* begin Data for processing *

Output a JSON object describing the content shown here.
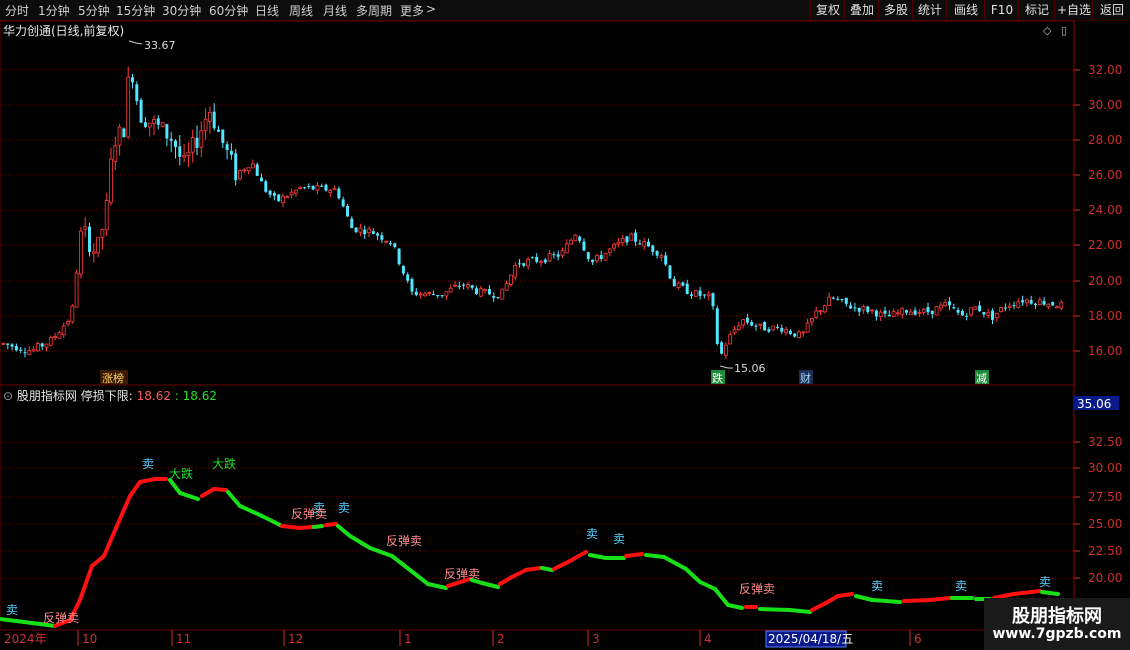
{
  "toolbar": {
    "periods": [
      {
        "label": "分时",
        "active": false
      },
      {
        "label": "1分钟",
        "active": false
      },
      {
        "label": "5分钟",
        "active": false
      },
      {
        "label": "15分钟",
        "active": false
      },
      {
        "label": "30分钟",
        "active": false
      },
      {
        "label": "60分钟",
        "active": false
      },
      {
        "label": "日线",
        "active": true
      },
      {
        "label": "周线",
        "active": false
      },
      {
        "label": "月线",
        "active": false
      },
      {
        "label": "多周期",
        "active": false
      },
      {
        "label": "更多",
        "active": false
      }
    ],
    "more_arrow": ">",
    "actions": [
      "复权",
      "叠加",
      "多股",
      "统计",
      "画线",
      "F10",
      "标记",
      "+自选",
      "返回"
    ]
  },
  "stock_title": "华力创通(日线,前复权)",
  "indicator": {
    "name": "股朋指标网",
    "label": "停损下限:",
    "value": "18.62",
    "value2": ": 18.62"
  },
  "price_axis": {
    "labels": [
      "32.00",
      "30.00",
      "28.00",
      "26.00",
      "24.00",
      "22.00",
      "20.00",
      "18.00",
      "16.00"
    ],
    "high_label": "33.67",
    "low_label": "15.06"
  },
  "indicator_axis": {
    "labels": [
      "32.50",
      "30.00",
      "27.50",
      "25.00",
      "22.50",
      "20.00"
    ],
    "highlight": "35.06"
  },
  "time_axis": {
    "labels": [
      "2024年",
      "10",
      "11",
      "12",
      "1",
      "2",
      "3",
      "4",
      "6"
    ],
    "date_box": "2025/04/18/五"
  },
  "markers": [
    "涨榜",
    "跌",
    "财",
    "减"
  ],
  "signals": [
    "卖",
    "卖",
    "卖",
    "卖",
    "卖",
    "卖",
    "卖",
    "卖",
    "大跌",
    "大跌",
    "反弹卖",
    "反弹卖",
    "反弹卖",
    "反弹卖",
    "反弹卖"
  ],
  "colors": {
    "up": "#ff3b3b",
    "down": "#54e6ff",
    "stop_up": "#ff1010",
    "stop_down": "#18e018",
    "grid": "#6a0000"
  },
  "watermark": {
    "line1": "股朋指标网",
    "line2": "www.7gpzb.com"
  }
}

* end Data for processing *

Instructions for the task:
Your copy of the data above should match it exactly, except that pictures are left out.

Result for this exercise:
Output a JSON object describing the content shown here.
{
  "toolbar": {
    "periods": [
      {
        "label": "分时",
        "active": false
      },
      {
        "label": "1分钟",
        "active": false
      },
      {
        "label": "5分钟",
        "active": false
      },
      {
        "label": "15分钟",
        "active": false
      },
      {
        "label": "30分钟",
        "active": false
      },
      {
        "label": "60分钟",
        "active": false
      },
      {
        "label": "日线",
        "active": true
      },
      {
        "label": "周线",
        "active": false
      },
      {
        "label": "月线",
        "active": false
      },
      {
        "label": "多周期",
        "active": false
      },
      {
        "label": "更多",
        "active": false
      }
    ],
    "more_arrow": ">",
    "actions": [
      "复权",
      "叠加",
      "多股",
      "统计",
      "画线",
      "F10",
      "标记",
      "+自选",
      "返回"
    ]
  },
  "stock_title": "华力创通(日线,前复权)",
  "indicator": {
    "name": "股朋指标网",
    "label": "停损下限:",
    "value": "18.62",
    "value2": ": 18.62"
  },
  "price_axis": {
    "labels": [
      "32.00",
      "30.00",
      "28.00",
      "26.00",
      "24.00",
      "22.00",
      "20.00",
      "18.00",
      "16.00"
    ],
    "high_label": "33.67",
    "low_label": "15.06"
  },
  "indicator_axis": {
    "labels": [
      "32.50",
      "30.00",
      "27.50",
      "25.00",
      "22.50",
      "20.00"
    ],
    "highlight": "35.06"
  },
  "time_axis": {
    "labels": [
      "2024年",
      "10",
      "11",
      "12",
      "1",
      "2",
      "3",
      "4",
      "6"
    ],
    "date_box": "2025/04/18/五"
  },
  "markers": [
    "涨榜",
    "跌",
    "财",
    "减"
  ],
  "signals": [
    "卖",
    "卖",
    "卖",
    "卖",
    "卖",
    "卖",
    "卖",
    "卖",
    "大跌",
    "大跌",
    "反弹卖",
    "反弹卖",
    "反弹卖",
    "反弹卖",
    "反弹卖"
  ],
  "colors": {
    "up": "#ff3b3b",
    "down": "#54e6ff",
    "stop_up": "#ff1010",
    "stop_down": "#18e018",
    "grid": "#6a0000"
  },
  "watermark": {
    "line1": "股朋指标网",
    "line2": "www.7gpzb.com"
  }
}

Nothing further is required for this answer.